→ Dataset entries
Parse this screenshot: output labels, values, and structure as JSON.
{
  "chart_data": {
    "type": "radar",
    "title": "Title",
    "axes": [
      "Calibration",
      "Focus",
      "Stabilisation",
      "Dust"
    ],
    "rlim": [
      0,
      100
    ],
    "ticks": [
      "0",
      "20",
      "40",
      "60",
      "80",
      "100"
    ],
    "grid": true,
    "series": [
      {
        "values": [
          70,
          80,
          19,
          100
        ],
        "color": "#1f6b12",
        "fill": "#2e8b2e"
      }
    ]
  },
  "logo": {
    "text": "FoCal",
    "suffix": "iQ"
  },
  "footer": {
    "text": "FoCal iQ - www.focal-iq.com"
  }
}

---

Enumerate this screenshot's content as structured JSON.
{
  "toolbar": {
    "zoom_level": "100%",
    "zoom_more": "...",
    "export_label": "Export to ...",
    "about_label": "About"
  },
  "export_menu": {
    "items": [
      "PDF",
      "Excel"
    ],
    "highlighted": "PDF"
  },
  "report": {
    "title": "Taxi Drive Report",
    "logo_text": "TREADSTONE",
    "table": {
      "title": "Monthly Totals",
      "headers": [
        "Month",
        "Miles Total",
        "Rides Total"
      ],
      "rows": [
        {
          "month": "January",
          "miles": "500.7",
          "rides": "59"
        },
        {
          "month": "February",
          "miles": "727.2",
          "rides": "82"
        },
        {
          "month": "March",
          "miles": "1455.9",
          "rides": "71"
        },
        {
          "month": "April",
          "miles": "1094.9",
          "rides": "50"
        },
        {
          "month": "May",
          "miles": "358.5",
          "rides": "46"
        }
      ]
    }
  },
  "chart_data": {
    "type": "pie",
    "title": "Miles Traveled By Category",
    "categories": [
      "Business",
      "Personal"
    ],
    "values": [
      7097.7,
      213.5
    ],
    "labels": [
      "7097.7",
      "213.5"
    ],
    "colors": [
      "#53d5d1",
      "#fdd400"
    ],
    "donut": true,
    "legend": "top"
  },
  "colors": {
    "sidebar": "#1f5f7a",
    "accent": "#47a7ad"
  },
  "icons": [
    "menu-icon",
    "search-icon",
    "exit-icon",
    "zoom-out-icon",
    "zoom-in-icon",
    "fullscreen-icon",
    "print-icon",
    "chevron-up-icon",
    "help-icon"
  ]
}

* * *

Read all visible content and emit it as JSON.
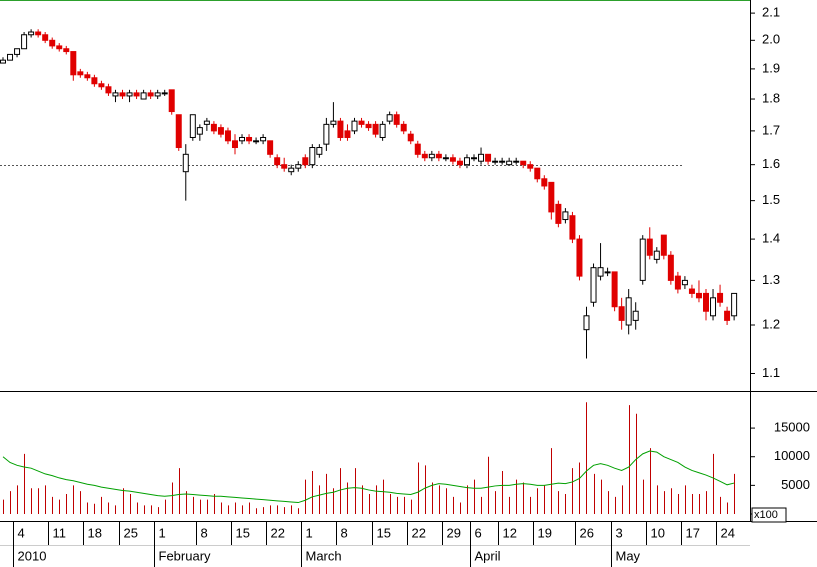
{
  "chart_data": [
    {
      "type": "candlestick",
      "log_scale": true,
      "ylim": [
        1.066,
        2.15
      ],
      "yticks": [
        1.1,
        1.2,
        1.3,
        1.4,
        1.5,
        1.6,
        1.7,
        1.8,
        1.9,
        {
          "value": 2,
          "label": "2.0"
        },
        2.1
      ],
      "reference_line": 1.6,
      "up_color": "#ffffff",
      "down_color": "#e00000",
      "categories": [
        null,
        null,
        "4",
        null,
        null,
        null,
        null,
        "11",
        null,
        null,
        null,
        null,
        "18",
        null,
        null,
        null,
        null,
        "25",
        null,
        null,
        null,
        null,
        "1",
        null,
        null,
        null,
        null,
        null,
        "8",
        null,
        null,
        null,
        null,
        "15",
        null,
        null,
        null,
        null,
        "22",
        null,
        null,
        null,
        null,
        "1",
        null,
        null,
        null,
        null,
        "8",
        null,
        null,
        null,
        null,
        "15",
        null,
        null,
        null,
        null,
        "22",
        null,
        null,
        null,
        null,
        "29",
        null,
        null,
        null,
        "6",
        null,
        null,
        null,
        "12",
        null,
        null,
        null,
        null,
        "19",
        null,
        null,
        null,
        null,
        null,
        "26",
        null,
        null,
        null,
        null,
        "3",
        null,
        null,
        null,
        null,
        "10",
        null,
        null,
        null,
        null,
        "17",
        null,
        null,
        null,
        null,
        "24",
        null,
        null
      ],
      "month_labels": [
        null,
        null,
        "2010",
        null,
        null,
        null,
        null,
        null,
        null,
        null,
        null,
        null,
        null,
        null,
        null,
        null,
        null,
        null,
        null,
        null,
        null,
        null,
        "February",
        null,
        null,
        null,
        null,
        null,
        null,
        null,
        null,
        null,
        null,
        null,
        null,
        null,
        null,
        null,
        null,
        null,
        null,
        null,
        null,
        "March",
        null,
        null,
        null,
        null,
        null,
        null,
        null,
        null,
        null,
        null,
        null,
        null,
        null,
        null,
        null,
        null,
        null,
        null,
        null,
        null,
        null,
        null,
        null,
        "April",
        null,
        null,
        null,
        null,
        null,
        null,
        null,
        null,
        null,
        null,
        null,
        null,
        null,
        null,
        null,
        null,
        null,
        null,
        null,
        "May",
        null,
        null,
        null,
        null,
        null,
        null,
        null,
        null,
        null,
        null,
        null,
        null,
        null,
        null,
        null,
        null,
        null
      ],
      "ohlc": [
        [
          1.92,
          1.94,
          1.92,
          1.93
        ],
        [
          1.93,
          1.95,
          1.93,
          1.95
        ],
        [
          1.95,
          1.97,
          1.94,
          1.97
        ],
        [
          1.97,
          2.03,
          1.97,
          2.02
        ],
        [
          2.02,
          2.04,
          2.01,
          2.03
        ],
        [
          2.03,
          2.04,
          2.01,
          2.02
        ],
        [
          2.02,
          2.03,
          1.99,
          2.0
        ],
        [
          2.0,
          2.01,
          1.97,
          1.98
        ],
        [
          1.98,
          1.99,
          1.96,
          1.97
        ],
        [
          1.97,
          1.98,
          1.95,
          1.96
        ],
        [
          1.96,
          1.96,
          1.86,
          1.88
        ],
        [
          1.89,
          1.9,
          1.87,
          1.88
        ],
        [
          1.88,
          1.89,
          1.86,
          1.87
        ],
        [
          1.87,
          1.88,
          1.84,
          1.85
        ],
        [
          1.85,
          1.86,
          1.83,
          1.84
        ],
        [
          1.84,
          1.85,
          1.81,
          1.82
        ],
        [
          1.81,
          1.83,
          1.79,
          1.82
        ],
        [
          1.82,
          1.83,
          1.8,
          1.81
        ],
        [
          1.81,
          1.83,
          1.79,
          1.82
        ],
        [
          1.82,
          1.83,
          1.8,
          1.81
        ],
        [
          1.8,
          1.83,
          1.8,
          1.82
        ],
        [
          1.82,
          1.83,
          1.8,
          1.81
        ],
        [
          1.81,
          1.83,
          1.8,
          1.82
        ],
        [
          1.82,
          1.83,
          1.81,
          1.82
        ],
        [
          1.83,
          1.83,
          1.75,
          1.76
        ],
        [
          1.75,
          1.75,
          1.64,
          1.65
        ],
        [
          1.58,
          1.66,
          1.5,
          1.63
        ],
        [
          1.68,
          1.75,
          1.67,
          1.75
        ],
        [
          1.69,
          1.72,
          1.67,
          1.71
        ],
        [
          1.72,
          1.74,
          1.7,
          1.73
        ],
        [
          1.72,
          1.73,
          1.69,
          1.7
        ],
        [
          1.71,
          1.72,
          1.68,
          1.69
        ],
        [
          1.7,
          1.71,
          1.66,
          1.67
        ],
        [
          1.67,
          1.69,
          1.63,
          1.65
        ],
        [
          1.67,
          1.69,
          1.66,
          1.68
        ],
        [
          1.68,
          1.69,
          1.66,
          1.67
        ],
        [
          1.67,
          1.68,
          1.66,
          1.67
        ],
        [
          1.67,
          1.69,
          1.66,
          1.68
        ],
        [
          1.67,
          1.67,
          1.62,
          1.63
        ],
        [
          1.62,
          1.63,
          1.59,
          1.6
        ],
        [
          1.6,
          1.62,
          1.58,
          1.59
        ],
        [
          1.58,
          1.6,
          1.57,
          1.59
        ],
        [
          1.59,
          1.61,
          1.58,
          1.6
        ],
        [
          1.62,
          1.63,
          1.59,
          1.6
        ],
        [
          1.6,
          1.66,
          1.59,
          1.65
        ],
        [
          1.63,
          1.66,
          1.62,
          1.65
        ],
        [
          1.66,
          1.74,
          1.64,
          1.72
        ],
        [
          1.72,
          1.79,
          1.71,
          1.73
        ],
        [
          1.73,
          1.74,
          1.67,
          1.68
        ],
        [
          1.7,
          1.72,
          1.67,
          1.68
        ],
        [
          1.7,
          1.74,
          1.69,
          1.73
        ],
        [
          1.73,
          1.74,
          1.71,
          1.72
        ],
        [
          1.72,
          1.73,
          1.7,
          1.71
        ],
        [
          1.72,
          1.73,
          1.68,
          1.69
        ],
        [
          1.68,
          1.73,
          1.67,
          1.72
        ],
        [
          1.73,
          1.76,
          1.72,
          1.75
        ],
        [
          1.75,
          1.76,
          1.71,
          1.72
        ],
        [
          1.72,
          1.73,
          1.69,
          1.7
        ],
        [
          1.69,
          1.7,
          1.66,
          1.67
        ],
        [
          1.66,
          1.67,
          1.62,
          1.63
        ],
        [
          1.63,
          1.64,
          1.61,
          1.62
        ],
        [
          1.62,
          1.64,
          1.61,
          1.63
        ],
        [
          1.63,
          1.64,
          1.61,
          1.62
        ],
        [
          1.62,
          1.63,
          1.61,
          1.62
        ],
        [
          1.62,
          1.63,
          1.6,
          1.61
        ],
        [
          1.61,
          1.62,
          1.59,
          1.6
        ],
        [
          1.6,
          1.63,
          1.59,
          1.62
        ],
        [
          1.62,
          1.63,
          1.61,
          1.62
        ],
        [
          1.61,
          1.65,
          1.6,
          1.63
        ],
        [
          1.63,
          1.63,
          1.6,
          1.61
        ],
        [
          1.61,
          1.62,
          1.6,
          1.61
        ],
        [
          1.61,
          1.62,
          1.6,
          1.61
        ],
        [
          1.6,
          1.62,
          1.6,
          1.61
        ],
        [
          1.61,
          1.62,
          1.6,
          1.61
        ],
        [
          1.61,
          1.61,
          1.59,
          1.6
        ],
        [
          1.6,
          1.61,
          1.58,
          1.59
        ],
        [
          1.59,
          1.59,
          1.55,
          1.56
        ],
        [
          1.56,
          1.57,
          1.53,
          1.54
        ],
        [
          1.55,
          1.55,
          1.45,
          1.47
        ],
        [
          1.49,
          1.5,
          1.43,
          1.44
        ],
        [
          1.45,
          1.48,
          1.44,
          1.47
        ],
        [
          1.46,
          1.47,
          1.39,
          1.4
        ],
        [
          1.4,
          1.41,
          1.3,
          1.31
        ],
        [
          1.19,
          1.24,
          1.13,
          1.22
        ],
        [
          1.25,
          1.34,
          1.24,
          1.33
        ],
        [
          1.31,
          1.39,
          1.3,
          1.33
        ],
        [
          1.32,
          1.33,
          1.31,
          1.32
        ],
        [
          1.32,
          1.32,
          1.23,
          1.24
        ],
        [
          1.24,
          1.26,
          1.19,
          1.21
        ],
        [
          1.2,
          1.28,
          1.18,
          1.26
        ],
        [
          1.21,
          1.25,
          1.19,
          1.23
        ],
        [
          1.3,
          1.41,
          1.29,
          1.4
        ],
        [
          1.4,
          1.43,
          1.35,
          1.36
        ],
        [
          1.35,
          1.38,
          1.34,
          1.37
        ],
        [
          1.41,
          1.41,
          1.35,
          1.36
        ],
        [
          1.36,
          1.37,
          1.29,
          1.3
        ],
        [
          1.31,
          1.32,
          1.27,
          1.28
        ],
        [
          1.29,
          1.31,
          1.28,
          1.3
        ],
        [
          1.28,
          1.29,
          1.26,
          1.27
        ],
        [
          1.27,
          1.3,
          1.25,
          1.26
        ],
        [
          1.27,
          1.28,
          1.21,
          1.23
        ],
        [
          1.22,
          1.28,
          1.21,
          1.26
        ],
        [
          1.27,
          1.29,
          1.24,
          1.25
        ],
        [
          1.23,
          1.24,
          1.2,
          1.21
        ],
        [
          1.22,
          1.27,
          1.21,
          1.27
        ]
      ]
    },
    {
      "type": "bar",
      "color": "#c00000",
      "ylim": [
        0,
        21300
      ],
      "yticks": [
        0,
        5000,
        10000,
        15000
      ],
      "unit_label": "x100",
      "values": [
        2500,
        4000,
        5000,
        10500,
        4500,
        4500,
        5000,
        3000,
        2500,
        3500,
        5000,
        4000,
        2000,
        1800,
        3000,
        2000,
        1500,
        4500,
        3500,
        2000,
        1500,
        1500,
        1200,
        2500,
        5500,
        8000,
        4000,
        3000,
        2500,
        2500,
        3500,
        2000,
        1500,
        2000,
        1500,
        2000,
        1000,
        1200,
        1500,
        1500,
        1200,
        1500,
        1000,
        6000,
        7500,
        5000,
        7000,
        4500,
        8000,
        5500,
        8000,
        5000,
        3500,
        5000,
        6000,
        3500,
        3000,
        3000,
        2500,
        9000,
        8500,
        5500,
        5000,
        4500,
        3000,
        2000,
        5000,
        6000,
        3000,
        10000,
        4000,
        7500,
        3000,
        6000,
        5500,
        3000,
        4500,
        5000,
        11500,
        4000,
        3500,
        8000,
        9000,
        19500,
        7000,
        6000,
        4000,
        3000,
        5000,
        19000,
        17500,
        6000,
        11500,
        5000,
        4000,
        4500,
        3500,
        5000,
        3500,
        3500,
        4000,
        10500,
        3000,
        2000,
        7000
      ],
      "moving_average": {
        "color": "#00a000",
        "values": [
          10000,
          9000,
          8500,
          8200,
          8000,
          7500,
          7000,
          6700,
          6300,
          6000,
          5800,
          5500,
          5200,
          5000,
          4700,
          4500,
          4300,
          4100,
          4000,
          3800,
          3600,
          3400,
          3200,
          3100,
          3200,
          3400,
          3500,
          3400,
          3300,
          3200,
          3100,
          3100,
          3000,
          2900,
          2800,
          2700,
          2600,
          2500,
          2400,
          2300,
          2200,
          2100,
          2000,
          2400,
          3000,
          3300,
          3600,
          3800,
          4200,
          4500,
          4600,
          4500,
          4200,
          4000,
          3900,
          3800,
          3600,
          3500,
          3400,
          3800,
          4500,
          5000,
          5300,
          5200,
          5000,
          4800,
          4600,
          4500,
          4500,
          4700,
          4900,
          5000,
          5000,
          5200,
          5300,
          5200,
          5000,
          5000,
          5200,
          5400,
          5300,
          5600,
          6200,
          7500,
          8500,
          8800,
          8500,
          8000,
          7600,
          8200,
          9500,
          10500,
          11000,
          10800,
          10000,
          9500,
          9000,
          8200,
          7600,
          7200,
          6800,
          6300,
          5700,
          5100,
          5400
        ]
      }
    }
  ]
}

→ What needs to be done
Count the lines of the data that contain the string "screenshot", and reply with that number alone.

→ Exercise answer
2